● **Written instruction**: Return the entries verbatim and drop every picture.

────────────────────

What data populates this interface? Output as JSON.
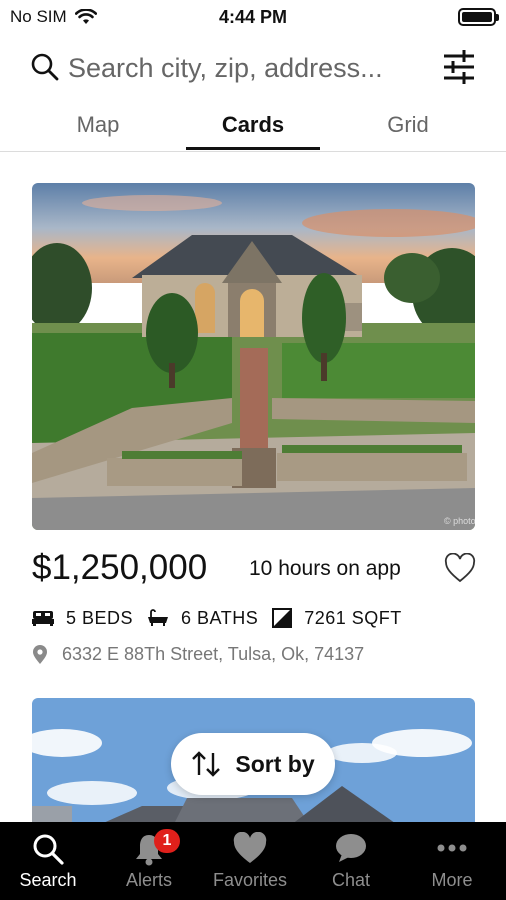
{
  "status_bar": {
    "carrier": "No SIM",
    "time": "4:44 PM",
    "battery_level": 1.0
  },
  "search": {
    "placeholder": "Search city, zip, address..."
  },
  "tabs": [
    {
      "label": "Map",
      "active": false
    },
    {
      "label": "Cards",
      "active": true
    },
    {
      "label": "Grid",
      "active": false
    }
  ],
  "listings": [
    {
      "price": "$1,250,000",
      "time_on_app": "10 hours on app",
      "beds": "5 BEDS",
      "baths": "6 BATHS",
      "sqft": "7261 SQFT",
      "address": "6332 E 88Th Street, Tulsa, Ok, 74137"
    }
  ],
  "sort_button": {
    "label": "Sort by"
  },
  "bottom_nav": [
    {
      "label": "Search",
      "icon": "search-icon",
      "active": true
    },
    {
      "label": "Alerts",
      "icon": "bell-icon",
      "badge": "1"
    },
    {
      "label": "Favorites",
      "icon": "heart-icon"
    },
    {
      "label": "Chat",
      "icon": "chat-bubble-icon"
    },
    {
      "label": "More",
      "icon": "more-dots-icon"
    }
  ],
  "colors": {
    "nav_background": "#000000",
    "badge": "#e0201b",
    "active_tab": "#111111"
  }
}
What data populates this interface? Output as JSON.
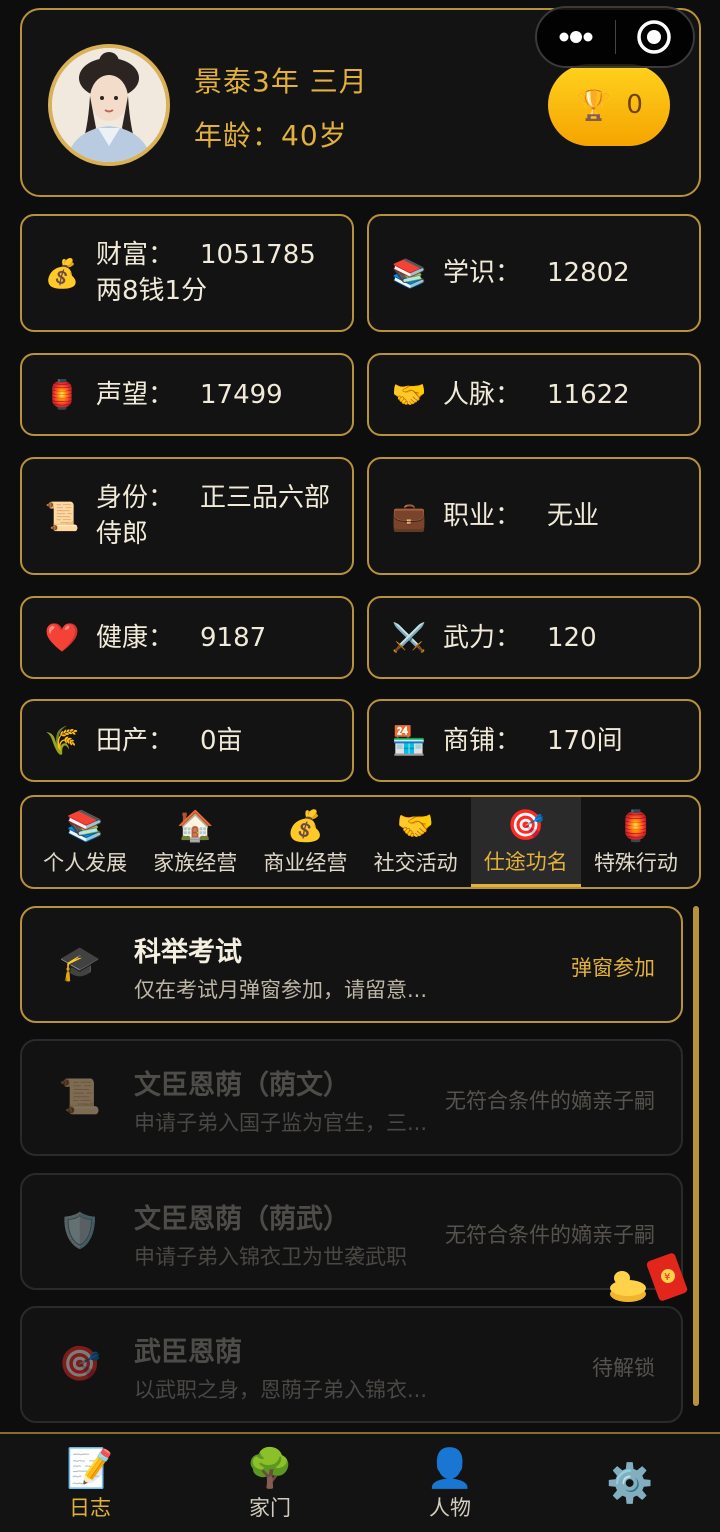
{
  "header": {
    "date": "景泰3年 三月",
    "age": "年龄：40岁",
    "trophy_icon": "🏆",
    "trophy_count": "0"
  },
  "stats": [
    {
      "icon": "💰",
      "label": "财富：",
      "value": "1051785两8钱1分"
    },
    {
      "icon": "📚",
      "label": "学识：",
      "value": "12802"
    },
    {
      "icon": "🏮",
      "label": "声望：",
      "value": "17499"
    },
    {
      "icon": "🤝",
      "label": "人脉：",
      "value": "11622"
    },
    {
      "icon": "📜",
      "label": "身份：",
      "value": "正三品六部侍郎"
    },
    {
      "icon": "💼",
      "label": "职业：",
      "value": "无业"
    },
    {
      "icon": "❤️",
      "label": "健康：",
      "value": "9187"
    },
    {
      "icon": "⚔️",
      "label": "武力：",
      "value": "120"
    },
    {
      "icon": "🌾",
      "label": "田产：",
      "value": "0亩"
    },
    {
      "icon": "🏪",
      "label": "商铺：",
      "value": "170间"
    }
  ],
  "tabs": [
    {
      "icon": "📚",
      "label": "个人发展"
    },
    {
      "icon": "🏠",
      "label": "家族经营"
    },
    {
      "icon": "💰",
      "label": "商业经营"
    },
    {
      "icon": "🤝",
      "label": "社交活动"
    },
    {
      "icon": "🎯",
      "label": "仕途功名"
    },
    {
      "icon": "🏮",
      "label": "特殊行动"
    }
  ],
  "actions": [
    {
      "icon": "🎓",
      "title": "科举考试",
      "subtitle": "仅在考试月弹窗参加，请留意...",
      "badge": "弹窗参加"
    },
    {
      "icon": "📜",
      "title": "文臣恩荫（荫文）",
      "subtitle": "申请子弟入国子监为官生，三...",
      "badge": "无符合条件的嫡亲子嗣"
    },
    {
      "icon": "🛡️",
      "title": "文臣恩荫（荫武）",
      "subtitle": "申请子弟入锦衣卫为世袭武职",
      "badge": "无符合条件的嫡亲子嗣"
    },
    {
      "icon": "🎯",
      "title": "武臣恩荫",
      "subtitle": "以武职之身，恩荫子弟入锦衣...",
      "badge": "待解锁"
    }
  ],
  "bottom_nav": [
    {
      "icon": "📝",
      "label": "日志"
    },
    {
      "icon": "🌳",
      "label": "家门"
    },
    {
      "icon": "👤",
      "label": "人物"
    },
    {
      "icon": "⚙️",
      "label": ""
    }
  ],
  "colors": {
    "accent": "#e2b13c",
    "border": "#b8923a",
    "background": "#0d0d0d"
  }
}
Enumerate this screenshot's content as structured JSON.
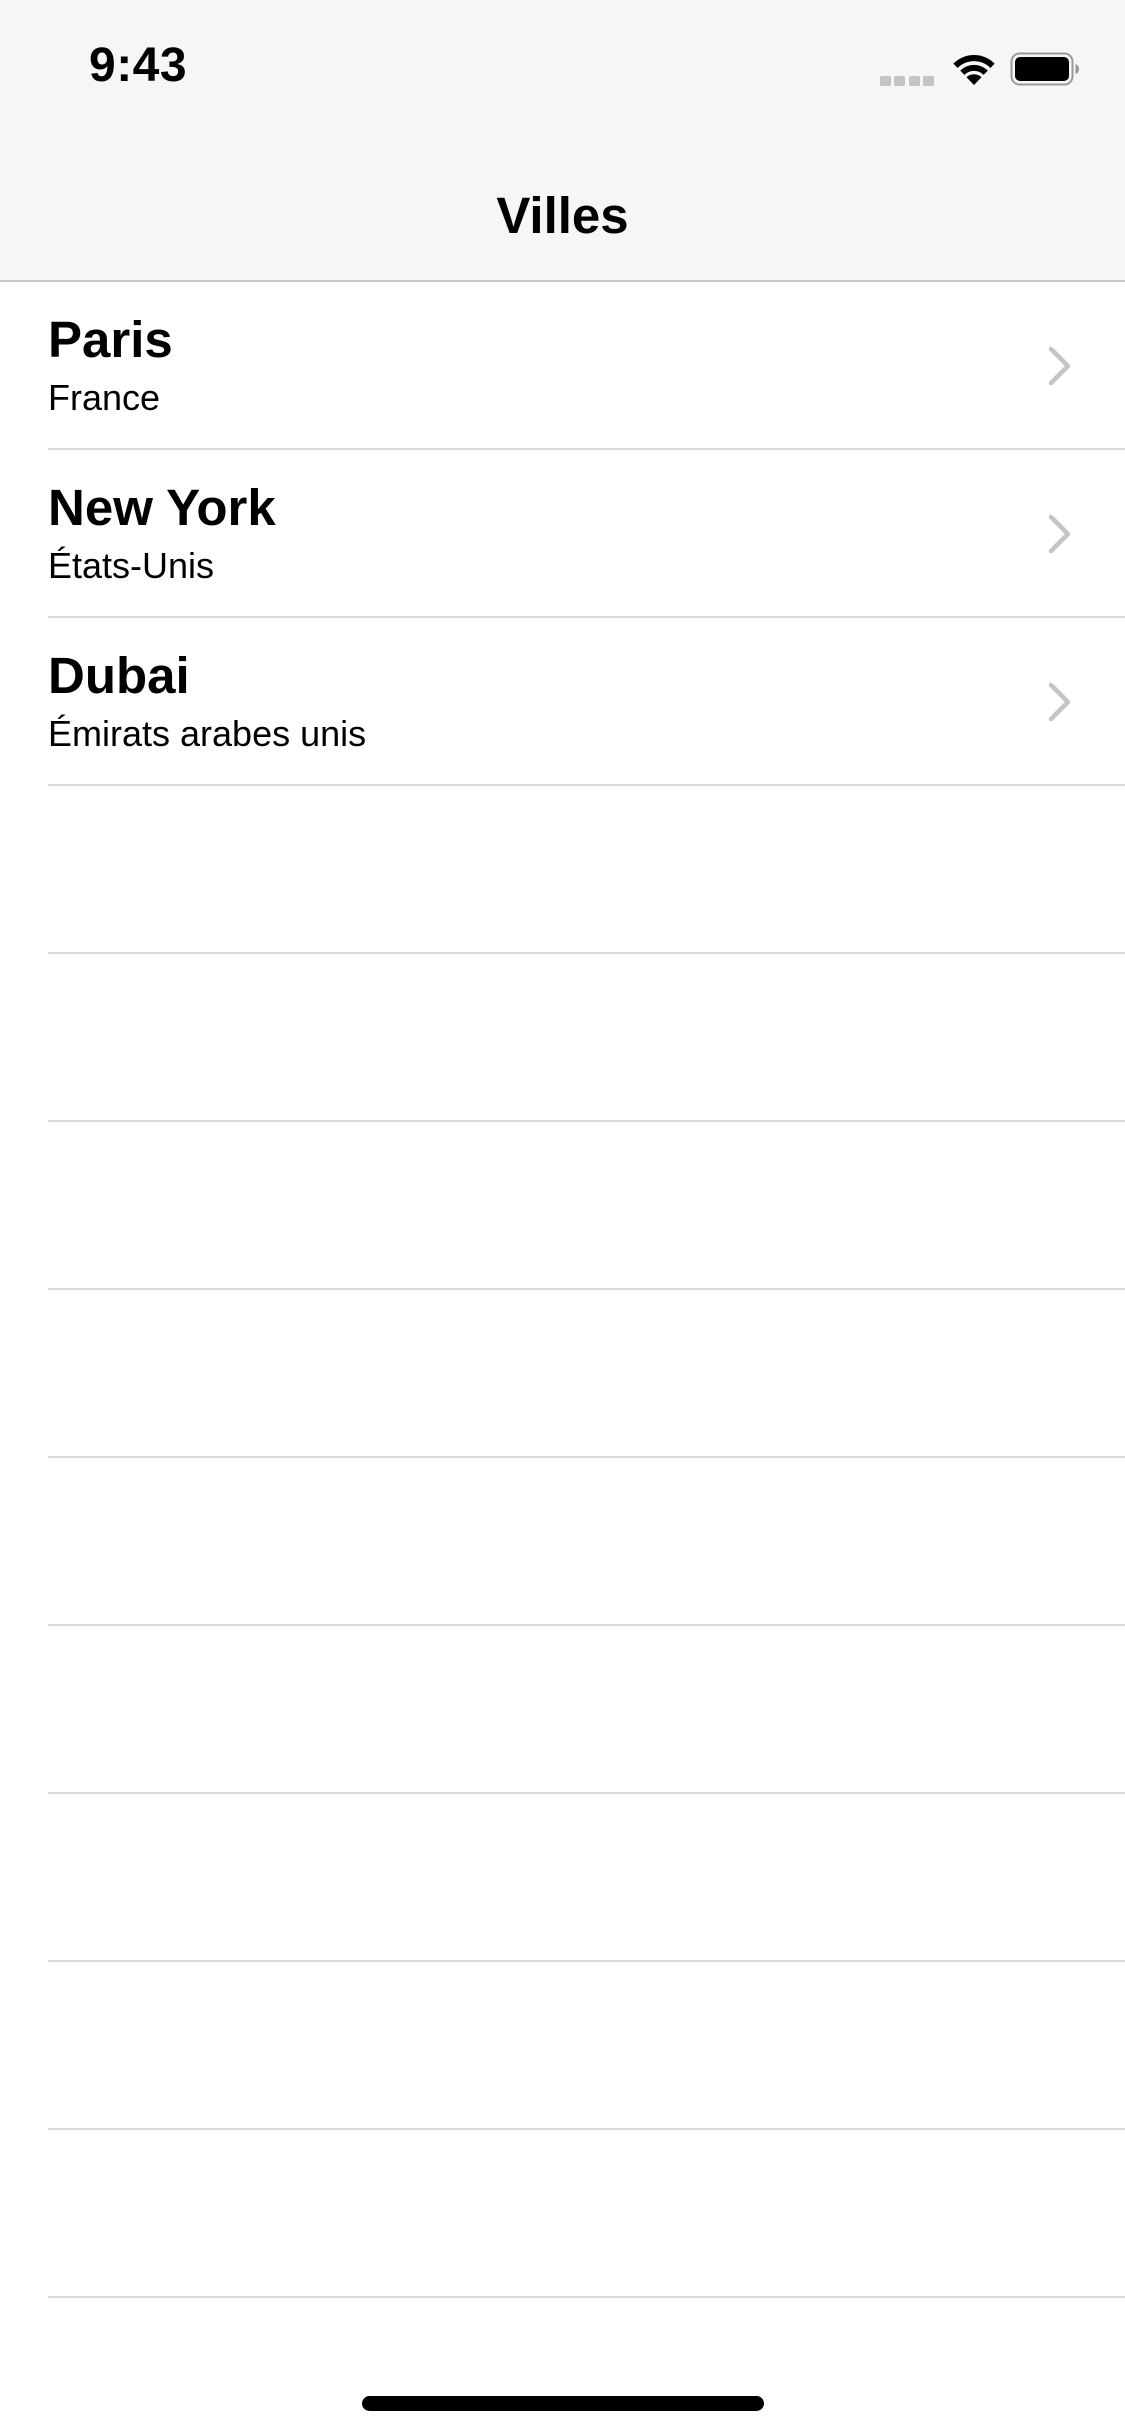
{
  "status_bar": {
    "time": "9:43"
  },
  "navigation": {
    "title": "Villes"
  },
  "cities": [
    {
      "name": "Paris",
      "country": "France"
    },
    {
      "name": "New York",
      "country": "États-Unis"
    },
    {
      "name": "Dubai",
      "country": "Émirats arabes unis"
    }
  ],
  "empty_rows": 9,
  "colors": {
    "nav_background": "#f6f6f6",
    "separator": "#dadada",
    "chevron": "#c4c4c9",
    "text": "#000000"
  }
}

────────────────────

● **Task solution**:
What data populates this interface? Output as JSON.
{
  "status_bar": {
    "carrier": "No SIM",
    "time": "4:44 PM",
    "battery_level": 1.0
  },
  "search": {
    "placeholder": "Search city, zip, address..."
  },
  "tabs": [
    {
      "label": "Map",
      "active": false
    },
    {
      "label": "Cards",
      "active": true
    },
    {
      "label": "Grid",
      "active": false
    }
  ],
  "listings": [
    {
      "price": "$1,250,000",
      "time_on_app": "10 hours on app",
      "beds": "5 BEDS",
      "baths": "6 BATHS",
      "sqft": "7261 SQFT",
      "address": "6332 E 88Th Street, Tulsa, Ok, 74137"
    }
  ],
  "sort_button": {
    "label": "Sort by"
  },
  "bottom_nav": [
    {
      "label": "Search",
      "icon": "search-icon",
      "active": true
    },
    {
      "label": "Alerts",
      "icon": "bell-icon",
      "badge": "1"
    },
    {
      "label": "Favorites",
      "icon": "heart-icon"
    },
    {
      "label": "Chat",
      "icon": "chat-bubble-icon"
    },
    {
      "label": "More",
      "icon": "more-dots-icon"
    }
  ],
  "colors": {
    "nav_background": "#000000",
    "badge": "#e0201b",
    "active_tab": "#111111"
  }
}
What data populates this interface? Output as JSON.
{
  "header": {
    "date": "景泰3年 三月",
    "age": "年龄：40岁",
    "trophy_icon": "🏆",
    "trophy_count": "0"
  },
  "stats": [
    {
      "icon": "💰",
      "label": "财富：",
      "value": "1051785两8钱1分"
    },
    {
      "icon": "📚",
      "label": "学识：",
      "value": "12802"
    },
    {
      "icon": "🏮",
      "label": "声望：",
      "value": "17499"
    },
    {
      "icon": "🤝",
      "label": "人脉：",
      "value": "11622"
    },
    {
      "icon": "📜",
      "label": "身份：",
      "value": "正三品六部侍郎"
    },
    {
      "icon": "💼",
      "label": "职业：",
      "value": "无业"
    },
    {
      "icon": "❤️",
      "label": "健康：",
      "value": "9187"
    },
    {
      "icon": "⚔️",
      "label": "武力：",
      "value": "120"
    },
    {
      "icon": "🌾",
      "label": "田产：",
      "value": "0亩"
    },
    {
      "icon": "🏪",
      "label": "商铺：",
      "value": "170间"
    }
  ],
  "tabs": [
    {
      "icon": "📚",
      "label": "个人发展"
    },
    {
      "icon": "🏠",
      "label": "家族经营"
    },
    {
      "icon": "💰",
      "label": "商业经营"
    },
    {
      "icon": "🤝",
      "label": "社交活动"
    },
    {
      "icon": "🎯",
      "label": "仕途功名"
    },
    {
      "icon": "🏮",
      "label": "特殊行动"
    }
  ],
  "actions": [
    {
      "icon": "🎓",
      "title": "科举考试",
      "subtitle": "仅在考试月弹窗参加，请留意...",
      "badge": "弹窗参加"
    },
    {
      "icon": "📜",
      "title": "文臣恩荫（荫文）",
      "subtitle": "申请子弟入国子监为官生，三...",
      "badge": "无符合条件的嫡亲子嗣"
    },
    {
      "icon": "🛡️",
      "title": "文臣恩荫（荫武）",
      "subtitle": "申请子弟入锦衣卫为世袭武职",
      "badge": "无符合条件的嫡亲子嗣"
    },
    {
      "icon": "🎯",
      "title": "武臣恩荫",
      "subtitle": "以武职之身，恩荫子弟入锦衣...",
      "badge": "待解锁"
    }
  ],
  "bottom_nav": [
    {
      "icon": "📝",
      "label": "日志"
    },
    {
      "icon": "🌳",
      "label": "家门"
    },
    {
      "icon": "👤",
      "label": "人物"
    },
    {
      "icon": "⚙️",
      "label": ""
    }
  ],
  "colors": {
    "accent": "#e2b13c",
    "border": "#b8923a",
    "background": "#0d0d0d"
  }
}
Enumerate this screenshot's content as structured JSON.
{
  "status_bar": {
    "time": "9:43"
  },
  "navigation": {
    "title": "Villes"
  },
  "cities": [
    {
      "name": "Paris",
      "country": "France"
    },
    {
      "name": "New York",
      "country": "États-Unis"
    },
    {
      "name": "Dubai",
      "country": "Émirats arabes unis"
    }
  ],
  "empty_rows": 9,
  "colors": {
    "nav_background": "#f6f6f6",
    "separator": "#dadada",
    "chevron": "#c4c4c9",
    "text": "#000000"
  }
}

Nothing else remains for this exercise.